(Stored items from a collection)
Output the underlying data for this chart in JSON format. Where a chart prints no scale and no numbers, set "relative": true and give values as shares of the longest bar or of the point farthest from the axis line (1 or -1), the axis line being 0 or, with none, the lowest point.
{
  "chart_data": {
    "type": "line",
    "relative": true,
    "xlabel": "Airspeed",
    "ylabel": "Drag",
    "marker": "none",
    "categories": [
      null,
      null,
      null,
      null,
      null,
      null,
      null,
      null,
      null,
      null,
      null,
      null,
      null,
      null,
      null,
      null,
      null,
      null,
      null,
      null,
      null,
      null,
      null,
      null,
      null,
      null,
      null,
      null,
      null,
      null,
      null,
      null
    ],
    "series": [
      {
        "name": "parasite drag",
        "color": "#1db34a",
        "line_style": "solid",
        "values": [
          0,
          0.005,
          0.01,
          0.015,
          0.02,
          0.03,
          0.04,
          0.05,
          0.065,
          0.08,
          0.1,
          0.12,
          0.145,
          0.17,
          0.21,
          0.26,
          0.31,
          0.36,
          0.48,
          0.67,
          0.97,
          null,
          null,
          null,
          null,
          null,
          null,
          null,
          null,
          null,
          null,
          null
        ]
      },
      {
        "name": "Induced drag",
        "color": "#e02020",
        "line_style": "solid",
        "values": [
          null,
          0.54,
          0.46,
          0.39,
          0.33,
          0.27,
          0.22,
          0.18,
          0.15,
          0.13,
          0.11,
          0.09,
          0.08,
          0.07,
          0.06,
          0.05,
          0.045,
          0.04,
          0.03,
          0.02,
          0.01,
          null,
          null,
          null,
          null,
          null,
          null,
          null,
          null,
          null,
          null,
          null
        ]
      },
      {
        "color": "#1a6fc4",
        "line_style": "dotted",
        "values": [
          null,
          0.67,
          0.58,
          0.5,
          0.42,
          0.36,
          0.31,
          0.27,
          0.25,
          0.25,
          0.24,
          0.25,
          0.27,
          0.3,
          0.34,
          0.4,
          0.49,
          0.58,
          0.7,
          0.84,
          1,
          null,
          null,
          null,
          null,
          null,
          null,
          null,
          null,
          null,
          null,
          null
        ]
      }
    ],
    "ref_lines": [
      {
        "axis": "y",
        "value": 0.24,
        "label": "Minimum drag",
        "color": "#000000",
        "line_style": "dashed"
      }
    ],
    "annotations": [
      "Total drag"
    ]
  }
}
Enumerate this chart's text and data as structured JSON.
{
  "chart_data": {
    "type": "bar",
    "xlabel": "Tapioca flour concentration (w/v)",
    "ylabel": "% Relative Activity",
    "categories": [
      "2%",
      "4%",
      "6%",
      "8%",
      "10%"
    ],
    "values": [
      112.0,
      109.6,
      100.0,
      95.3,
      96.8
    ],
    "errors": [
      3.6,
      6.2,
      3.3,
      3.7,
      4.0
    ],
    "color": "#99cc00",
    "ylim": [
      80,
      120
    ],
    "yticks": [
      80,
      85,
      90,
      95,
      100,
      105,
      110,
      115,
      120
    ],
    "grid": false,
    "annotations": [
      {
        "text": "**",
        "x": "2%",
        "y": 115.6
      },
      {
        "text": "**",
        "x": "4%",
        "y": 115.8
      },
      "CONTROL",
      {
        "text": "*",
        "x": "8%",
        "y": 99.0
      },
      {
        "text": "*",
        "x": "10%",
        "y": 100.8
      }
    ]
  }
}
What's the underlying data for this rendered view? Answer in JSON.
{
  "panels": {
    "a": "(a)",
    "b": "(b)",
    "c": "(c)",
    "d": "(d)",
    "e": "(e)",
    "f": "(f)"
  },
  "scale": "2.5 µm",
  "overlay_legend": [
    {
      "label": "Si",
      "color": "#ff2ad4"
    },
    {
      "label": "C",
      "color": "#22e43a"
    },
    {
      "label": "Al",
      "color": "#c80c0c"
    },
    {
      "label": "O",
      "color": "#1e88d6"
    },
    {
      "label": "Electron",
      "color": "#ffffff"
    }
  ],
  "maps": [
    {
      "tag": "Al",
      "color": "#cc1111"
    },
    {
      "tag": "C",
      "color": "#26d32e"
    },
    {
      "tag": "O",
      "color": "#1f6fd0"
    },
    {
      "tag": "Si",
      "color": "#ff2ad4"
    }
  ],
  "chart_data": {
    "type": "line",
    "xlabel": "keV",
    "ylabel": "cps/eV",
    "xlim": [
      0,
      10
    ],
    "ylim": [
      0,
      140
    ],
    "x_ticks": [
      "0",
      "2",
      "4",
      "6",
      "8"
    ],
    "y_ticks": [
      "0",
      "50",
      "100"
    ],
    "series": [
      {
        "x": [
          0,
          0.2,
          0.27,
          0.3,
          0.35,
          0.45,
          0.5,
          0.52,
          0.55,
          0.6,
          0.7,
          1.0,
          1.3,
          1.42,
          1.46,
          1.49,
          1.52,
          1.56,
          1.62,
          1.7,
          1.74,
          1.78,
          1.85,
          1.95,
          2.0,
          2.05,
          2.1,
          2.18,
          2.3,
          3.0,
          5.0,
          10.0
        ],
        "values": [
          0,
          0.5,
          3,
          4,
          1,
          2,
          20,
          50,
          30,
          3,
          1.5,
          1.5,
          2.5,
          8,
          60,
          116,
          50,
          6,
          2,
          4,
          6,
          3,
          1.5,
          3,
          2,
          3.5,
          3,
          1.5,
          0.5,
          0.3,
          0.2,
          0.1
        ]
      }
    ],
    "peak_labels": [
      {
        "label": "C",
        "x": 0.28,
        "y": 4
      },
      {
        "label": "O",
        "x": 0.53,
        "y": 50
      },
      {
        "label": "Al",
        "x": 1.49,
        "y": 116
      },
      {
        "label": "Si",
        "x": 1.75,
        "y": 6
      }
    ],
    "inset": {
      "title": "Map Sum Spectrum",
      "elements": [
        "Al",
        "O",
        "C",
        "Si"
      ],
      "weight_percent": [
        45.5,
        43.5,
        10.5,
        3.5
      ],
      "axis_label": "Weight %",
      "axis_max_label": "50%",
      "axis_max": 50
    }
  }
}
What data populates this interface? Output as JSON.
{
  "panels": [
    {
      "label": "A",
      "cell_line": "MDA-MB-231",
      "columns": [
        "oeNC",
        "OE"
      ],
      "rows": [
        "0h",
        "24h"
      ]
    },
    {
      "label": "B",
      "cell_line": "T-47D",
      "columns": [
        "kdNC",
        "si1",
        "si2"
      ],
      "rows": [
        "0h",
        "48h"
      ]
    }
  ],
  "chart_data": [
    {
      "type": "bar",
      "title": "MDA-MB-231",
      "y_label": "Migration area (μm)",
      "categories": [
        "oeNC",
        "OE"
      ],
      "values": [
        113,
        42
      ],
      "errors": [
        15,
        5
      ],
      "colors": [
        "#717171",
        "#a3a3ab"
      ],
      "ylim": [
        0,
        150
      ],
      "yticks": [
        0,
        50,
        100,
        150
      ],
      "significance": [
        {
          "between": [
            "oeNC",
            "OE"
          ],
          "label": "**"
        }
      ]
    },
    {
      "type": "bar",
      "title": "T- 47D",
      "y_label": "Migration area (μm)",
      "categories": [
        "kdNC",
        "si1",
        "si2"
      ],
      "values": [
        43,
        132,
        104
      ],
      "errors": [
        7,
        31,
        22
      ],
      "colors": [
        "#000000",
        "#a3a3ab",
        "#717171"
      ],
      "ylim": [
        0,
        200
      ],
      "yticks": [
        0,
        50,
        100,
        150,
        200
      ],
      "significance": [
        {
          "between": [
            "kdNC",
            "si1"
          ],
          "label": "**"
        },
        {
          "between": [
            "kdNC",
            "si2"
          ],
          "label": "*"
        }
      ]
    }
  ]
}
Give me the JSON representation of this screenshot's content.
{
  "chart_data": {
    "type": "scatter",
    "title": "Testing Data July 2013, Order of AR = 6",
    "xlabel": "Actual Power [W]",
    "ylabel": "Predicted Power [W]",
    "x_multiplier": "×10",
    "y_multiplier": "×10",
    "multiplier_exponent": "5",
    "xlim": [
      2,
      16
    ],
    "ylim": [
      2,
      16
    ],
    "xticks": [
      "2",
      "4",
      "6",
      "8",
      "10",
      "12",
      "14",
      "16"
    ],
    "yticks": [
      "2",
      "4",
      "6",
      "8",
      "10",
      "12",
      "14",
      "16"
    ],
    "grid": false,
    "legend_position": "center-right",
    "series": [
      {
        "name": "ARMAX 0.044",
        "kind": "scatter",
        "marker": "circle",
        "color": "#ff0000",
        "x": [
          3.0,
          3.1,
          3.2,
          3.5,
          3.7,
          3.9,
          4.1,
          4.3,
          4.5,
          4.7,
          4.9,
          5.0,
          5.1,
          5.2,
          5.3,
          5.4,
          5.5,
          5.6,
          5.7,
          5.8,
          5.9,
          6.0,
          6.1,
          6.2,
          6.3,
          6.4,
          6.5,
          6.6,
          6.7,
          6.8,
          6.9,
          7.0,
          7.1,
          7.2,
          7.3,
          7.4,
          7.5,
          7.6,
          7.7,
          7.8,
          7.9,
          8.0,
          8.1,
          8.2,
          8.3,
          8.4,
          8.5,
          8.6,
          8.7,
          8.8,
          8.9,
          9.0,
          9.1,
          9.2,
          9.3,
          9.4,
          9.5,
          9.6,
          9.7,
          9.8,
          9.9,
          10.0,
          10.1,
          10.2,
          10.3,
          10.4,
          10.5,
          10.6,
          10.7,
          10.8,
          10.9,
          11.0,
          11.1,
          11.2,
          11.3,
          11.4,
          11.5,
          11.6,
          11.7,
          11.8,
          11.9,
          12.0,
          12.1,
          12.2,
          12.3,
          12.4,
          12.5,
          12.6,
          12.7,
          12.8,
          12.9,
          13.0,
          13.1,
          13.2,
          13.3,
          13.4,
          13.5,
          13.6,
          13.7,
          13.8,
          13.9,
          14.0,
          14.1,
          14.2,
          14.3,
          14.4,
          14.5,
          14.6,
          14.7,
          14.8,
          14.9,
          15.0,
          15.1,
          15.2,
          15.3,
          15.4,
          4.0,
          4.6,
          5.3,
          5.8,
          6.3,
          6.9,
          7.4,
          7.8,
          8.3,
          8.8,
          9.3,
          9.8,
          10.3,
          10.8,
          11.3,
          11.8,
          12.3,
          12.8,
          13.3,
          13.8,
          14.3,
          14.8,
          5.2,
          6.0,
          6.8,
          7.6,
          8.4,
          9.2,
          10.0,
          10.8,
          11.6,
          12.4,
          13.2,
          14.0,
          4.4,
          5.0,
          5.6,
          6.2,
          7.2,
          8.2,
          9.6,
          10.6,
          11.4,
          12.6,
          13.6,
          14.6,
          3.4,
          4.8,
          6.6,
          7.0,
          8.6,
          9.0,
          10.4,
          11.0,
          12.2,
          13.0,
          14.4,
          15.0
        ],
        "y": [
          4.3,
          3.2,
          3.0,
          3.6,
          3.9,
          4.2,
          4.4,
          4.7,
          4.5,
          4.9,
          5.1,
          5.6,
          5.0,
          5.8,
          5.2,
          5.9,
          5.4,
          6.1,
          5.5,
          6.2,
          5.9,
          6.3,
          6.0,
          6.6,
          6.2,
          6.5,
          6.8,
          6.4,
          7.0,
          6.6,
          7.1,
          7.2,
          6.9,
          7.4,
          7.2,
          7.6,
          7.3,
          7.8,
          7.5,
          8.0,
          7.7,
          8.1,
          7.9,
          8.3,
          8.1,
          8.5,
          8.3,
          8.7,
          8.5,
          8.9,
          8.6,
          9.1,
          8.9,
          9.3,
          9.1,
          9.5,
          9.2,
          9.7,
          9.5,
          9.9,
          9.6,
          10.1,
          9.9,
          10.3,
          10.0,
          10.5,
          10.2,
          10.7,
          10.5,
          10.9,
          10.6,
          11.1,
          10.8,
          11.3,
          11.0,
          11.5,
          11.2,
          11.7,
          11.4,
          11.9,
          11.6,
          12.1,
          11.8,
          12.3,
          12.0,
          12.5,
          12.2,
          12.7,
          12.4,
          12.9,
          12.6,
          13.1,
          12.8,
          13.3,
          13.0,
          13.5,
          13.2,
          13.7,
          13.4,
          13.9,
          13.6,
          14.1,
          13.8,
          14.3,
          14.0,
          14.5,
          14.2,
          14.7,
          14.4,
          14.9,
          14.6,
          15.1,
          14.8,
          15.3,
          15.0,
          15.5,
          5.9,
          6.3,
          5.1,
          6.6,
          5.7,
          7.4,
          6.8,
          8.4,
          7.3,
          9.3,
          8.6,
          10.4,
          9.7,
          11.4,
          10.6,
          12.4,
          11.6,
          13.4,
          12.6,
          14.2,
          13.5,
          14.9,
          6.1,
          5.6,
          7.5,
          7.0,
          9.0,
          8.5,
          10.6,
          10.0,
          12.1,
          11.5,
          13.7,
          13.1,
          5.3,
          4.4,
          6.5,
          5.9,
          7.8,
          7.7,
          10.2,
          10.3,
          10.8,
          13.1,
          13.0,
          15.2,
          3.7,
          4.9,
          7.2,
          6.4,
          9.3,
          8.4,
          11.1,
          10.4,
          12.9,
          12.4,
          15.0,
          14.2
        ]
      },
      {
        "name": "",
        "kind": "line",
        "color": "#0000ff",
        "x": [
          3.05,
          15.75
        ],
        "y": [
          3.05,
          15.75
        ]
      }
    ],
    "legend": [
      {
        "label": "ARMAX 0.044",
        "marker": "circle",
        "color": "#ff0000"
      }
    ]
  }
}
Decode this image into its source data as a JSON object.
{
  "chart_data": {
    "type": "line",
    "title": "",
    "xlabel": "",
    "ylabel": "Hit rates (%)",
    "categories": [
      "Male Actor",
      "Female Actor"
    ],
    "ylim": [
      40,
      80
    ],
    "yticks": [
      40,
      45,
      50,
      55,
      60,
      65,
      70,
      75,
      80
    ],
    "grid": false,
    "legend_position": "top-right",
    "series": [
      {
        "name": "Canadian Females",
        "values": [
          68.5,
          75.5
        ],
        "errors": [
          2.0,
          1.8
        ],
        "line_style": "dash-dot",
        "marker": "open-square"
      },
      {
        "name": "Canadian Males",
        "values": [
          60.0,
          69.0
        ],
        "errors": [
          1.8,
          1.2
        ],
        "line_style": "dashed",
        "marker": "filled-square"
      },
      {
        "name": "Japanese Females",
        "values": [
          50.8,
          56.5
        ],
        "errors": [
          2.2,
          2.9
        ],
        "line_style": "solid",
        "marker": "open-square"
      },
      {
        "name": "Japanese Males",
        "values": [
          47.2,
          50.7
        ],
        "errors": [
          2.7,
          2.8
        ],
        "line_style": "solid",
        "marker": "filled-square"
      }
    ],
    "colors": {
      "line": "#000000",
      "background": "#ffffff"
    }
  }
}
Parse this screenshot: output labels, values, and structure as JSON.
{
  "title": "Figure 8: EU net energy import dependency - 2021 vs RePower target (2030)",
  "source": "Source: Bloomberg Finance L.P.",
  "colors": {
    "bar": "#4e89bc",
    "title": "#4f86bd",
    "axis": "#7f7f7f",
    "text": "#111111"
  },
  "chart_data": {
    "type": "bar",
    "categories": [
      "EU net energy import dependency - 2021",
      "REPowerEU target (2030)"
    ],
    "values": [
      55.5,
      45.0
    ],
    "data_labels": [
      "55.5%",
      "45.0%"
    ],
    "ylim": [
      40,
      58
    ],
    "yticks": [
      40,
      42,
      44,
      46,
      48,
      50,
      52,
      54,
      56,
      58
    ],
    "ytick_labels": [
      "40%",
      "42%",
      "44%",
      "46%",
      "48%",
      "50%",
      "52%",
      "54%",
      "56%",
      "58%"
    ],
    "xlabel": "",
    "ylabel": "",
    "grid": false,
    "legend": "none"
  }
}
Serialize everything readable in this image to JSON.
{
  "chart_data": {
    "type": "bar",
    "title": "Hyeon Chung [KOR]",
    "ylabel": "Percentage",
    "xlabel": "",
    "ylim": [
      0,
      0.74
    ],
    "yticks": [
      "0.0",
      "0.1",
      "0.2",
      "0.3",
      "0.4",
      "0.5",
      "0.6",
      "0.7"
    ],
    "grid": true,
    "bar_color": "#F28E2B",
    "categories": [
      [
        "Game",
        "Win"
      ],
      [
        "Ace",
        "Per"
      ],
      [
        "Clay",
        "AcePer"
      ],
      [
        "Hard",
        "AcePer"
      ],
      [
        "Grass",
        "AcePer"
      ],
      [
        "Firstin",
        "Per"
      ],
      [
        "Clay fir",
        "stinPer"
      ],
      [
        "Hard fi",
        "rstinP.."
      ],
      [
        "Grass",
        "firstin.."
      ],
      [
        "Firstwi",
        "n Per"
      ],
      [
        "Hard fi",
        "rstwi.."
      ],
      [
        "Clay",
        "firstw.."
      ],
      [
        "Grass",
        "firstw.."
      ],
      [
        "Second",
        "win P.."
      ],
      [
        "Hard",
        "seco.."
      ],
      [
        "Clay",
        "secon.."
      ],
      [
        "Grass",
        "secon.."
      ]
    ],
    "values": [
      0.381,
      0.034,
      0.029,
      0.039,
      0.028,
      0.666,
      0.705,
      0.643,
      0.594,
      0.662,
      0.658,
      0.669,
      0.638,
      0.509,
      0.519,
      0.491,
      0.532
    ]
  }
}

## Exercise directions
Copy out the lines that hold "scale".

## Final result
Output the underlying data for this chart in JSON format. Where a chart prints no scale and no numbers, set "relative": true and give values as shares of the longest bar or of the point farthest from the axis line (1 or -1), the axis line being 0 or, with none, the lowest point.
  "scale": "2.5 µm",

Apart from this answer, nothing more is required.